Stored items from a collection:
────────────────────

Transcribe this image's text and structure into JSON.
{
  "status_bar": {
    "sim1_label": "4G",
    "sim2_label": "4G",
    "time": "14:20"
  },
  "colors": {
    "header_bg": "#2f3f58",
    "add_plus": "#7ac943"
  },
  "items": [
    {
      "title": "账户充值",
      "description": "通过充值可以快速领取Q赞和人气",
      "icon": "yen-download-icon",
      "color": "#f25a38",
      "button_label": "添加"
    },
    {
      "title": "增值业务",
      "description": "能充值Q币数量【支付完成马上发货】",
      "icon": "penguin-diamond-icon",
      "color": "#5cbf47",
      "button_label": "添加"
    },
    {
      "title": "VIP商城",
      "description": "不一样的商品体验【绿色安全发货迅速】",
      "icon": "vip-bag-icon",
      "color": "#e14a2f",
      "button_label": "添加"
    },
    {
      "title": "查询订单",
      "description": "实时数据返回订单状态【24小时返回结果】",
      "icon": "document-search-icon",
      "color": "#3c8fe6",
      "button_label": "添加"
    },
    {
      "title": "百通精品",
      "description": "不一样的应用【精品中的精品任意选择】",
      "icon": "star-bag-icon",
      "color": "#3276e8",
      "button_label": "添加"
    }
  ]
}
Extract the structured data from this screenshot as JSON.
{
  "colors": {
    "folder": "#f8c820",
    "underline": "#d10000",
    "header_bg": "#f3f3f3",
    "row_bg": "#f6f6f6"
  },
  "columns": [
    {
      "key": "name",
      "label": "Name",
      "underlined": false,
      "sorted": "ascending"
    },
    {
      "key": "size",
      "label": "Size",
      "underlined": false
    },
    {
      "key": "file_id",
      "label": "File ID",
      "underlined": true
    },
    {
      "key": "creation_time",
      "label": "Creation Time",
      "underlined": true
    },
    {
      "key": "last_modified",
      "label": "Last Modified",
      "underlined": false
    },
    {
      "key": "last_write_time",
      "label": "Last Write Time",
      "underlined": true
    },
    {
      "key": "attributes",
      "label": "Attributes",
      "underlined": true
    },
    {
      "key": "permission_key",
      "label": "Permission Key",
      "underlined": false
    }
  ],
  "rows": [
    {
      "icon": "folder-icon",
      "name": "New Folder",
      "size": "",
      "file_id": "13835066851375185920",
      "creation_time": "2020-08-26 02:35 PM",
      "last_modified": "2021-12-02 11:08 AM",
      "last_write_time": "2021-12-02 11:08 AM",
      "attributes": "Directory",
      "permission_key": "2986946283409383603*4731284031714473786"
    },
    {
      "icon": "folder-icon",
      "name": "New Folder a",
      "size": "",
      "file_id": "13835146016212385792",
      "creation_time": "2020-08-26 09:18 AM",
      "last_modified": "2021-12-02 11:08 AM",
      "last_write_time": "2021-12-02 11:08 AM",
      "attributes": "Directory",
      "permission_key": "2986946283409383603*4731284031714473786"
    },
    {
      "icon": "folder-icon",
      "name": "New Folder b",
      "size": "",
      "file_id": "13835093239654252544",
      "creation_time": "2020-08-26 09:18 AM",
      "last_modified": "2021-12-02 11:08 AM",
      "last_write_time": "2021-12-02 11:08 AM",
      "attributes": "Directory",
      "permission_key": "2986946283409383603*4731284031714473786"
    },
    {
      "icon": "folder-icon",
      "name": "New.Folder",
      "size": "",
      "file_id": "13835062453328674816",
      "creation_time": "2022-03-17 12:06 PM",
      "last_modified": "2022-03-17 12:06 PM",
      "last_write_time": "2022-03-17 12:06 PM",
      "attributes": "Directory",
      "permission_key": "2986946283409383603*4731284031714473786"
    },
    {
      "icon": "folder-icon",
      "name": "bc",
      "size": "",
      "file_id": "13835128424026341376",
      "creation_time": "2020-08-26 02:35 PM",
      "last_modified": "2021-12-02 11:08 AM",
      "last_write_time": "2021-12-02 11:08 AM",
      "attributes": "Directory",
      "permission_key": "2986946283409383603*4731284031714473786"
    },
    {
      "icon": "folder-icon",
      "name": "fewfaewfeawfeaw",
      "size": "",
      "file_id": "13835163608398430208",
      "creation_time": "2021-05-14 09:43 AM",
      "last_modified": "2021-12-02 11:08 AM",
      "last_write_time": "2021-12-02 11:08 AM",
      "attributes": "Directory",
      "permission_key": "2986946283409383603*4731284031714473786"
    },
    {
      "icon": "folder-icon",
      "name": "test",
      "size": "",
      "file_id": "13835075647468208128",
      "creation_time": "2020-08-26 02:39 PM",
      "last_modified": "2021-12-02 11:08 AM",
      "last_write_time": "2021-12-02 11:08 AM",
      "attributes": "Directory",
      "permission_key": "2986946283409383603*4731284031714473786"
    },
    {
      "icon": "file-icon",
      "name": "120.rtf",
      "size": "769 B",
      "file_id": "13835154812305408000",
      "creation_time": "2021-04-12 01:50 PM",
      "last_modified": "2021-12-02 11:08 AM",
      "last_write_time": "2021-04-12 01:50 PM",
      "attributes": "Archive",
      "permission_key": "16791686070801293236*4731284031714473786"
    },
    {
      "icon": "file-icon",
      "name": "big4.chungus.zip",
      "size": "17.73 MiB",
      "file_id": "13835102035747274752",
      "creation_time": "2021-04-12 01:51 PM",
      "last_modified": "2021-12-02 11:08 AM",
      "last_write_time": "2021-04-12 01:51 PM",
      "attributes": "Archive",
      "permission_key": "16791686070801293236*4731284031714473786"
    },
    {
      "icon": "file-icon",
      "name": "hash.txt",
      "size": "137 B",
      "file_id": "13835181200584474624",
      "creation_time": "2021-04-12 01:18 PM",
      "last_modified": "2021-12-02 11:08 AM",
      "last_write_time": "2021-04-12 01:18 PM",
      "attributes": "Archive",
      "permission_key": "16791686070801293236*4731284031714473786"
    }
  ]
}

────────────────────

» **Prompt**: Show every line where the string "description" appears.

» **Correct result**:
      "description": "通过充值可以快速领取Q赞和人气",
      "description": "能充值Q币数量【支付完成马上发货】",
      "description": "不一样的商品体验【绿色安全发货迅速】",
      "description": "实时数据返回订单状态【24小时返回结果】",
      "description": "不一样的应用【精品中的精品任意选择】",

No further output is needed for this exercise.